* _Challenge_: Which lines in the records below contain the word "this"? Copy each of them.

--

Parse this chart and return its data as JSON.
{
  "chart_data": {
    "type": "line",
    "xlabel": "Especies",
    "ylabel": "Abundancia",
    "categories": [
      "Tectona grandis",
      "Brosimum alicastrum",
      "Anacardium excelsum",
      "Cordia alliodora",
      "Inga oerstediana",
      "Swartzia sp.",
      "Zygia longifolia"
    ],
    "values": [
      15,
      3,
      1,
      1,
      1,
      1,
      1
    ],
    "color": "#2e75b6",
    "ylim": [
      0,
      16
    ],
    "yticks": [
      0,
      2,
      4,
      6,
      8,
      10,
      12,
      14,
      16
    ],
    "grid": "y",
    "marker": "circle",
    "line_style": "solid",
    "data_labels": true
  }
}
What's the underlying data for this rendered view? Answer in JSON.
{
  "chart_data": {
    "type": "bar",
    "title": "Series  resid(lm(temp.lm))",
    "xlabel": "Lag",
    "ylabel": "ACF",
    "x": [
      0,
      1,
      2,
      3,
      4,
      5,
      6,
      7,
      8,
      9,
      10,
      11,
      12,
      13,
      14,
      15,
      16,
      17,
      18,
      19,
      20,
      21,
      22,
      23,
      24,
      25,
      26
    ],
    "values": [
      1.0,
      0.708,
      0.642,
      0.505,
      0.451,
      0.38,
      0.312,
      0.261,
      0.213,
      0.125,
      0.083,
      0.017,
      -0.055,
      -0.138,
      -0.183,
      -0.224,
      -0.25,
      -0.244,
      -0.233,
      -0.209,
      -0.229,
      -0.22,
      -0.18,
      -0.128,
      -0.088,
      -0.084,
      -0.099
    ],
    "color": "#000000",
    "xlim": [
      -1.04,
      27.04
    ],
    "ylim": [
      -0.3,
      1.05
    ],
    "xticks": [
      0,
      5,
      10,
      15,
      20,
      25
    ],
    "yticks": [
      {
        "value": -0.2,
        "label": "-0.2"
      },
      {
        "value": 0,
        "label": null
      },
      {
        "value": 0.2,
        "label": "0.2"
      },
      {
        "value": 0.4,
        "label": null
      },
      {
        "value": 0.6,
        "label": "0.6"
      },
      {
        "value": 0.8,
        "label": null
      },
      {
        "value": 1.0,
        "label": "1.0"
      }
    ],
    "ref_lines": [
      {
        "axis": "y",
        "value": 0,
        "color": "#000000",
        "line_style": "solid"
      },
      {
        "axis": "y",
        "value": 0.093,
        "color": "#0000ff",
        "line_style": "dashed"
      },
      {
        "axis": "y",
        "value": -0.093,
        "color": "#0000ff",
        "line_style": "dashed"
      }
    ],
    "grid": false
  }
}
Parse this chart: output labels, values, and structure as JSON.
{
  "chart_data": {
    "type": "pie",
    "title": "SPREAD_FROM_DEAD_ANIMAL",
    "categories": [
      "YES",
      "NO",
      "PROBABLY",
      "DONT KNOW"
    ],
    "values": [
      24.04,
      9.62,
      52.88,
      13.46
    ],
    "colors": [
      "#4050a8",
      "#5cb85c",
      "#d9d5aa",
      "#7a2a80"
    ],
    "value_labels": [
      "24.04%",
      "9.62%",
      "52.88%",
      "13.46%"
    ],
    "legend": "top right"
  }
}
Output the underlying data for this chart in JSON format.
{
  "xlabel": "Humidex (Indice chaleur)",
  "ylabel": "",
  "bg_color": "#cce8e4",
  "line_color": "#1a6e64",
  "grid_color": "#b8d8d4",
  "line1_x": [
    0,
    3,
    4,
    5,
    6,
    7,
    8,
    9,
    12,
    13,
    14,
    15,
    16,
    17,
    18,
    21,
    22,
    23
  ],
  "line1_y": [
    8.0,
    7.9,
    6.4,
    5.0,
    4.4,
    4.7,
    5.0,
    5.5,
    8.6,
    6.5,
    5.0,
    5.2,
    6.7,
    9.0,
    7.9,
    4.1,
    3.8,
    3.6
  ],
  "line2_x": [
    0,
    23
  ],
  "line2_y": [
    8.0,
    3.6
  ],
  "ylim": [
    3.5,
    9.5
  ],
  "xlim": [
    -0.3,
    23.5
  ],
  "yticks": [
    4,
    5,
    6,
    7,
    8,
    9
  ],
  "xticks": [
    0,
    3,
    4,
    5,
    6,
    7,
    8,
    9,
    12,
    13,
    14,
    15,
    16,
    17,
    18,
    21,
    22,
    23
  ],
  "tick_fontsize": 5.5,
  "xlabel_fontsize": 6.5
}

--

* _Task answer_:
Parse this chart and return its data as JSON.
What's the underlying data for this rendered view? Answer in JSON.
Parse this chart: output labels, values, and structure as JSON.
Output the underlying data for this chart in JSON format.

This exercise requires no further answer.